Task prompt – State the number of lines that contain the word "marker", and add nothing else.

╭──

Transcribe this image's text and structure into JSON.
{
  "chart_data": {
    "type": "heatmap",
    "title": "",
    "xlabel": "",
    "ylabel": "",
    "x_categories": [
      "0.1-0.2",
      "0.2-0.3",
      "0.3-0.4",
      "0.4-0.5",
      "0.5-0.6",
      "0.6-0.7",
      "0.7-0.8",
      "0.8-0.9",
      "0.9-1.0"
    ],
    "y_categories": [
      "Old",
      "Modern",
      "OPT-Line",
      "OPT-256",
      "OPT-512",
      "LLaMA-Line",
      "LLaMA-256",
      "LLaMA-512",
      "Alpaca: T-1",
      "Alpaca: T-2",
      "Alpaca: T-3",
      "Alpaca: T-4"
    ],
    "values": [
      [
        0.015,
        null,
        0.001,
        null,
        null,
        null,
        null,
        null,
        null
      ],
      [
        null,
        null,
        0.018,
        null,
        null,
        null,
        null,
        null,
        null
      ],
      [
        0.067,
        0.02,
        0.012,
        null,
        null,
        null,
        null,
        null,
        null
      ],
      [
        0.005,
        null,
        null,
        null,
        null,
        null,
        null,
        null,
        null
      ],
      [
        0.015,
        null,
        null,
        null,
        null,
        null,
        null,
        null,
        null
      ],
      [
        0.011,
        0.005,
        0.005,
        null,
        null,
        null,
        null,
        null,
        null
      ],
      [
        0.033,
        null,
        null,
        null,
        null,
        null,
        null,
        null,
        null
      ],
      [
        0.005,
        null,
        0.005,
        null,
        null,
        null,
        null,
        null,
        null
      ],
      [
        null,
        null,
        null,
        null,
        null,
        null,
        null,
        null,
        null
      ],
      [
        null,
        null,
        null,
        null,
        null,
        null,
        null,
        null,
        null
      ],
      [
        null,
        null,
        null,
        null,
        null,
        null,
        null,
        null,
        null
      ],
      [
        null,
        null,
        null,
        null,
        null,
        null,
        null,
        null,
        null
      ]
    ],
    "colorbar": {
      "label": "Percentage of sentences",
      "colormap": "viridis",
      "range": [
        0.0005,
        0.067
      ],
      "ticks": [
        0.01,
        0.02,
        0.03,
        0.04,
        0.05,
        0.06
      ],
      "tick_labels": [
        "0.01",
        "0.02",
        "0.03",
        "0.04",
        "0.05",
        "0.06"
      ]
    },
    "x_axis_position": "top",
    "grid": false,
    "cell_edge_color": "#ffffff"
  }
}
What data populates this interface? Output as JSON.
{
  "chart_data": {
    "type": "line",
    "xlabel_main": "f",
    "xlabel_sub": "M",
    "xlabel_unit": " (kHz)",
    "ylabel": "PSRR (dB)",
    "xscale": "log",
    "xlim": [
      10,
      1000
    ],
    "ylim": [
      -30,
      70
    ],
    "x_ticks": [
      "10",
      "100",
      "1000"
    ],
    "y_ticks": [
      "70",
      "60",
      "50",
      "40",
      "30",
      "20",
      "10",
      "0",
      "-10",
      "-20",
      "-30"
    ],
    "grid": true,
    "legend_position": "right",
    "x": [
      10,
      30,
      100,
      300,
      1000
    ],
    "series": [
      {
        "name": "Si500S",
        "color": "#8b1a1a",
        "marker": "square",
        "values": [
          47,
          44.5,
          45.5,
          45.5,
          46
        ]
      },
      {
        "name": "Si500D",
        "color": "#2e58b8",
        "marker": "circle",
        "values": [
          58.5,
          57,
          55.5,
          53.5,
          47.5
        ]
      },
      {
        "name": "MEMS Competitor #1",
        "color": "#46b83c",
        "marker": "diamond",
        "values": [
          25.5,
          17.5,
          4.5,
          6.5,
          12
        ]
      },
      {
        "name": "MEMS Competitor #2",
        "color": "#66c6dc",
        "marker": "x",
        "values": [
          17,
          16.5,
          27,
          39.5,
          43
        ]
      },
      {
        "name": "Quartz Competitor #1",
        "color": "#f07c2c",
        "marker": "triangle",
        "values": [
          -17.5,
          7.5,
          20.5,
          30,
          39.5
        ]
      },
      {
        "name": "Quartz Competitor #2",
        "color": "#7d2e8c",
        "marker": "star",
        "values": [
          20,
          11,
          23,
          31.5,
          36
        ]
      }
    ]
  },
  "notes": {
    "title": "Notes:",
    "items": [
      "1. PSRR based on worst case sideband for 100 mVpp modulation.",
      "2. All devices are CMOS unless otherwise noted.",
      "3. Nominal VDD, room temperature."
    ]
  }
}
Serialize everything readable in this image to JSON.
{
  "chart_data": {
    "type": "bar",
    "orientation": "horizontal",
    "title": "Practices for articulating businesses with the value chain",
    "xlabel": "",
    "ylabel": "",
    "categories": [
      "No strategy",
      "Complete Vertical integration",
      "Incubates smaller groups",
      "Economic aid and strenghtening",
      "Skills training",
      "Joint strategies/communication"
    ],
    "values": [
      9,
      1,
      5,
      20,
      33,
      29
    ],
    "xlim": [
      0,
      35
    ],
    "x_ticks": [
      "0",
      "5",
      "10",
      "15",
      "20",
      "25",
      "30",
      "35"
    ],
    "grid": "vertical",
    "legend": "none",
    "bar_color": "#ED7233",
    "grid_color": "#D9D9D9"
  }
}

╰──

Correct response – 6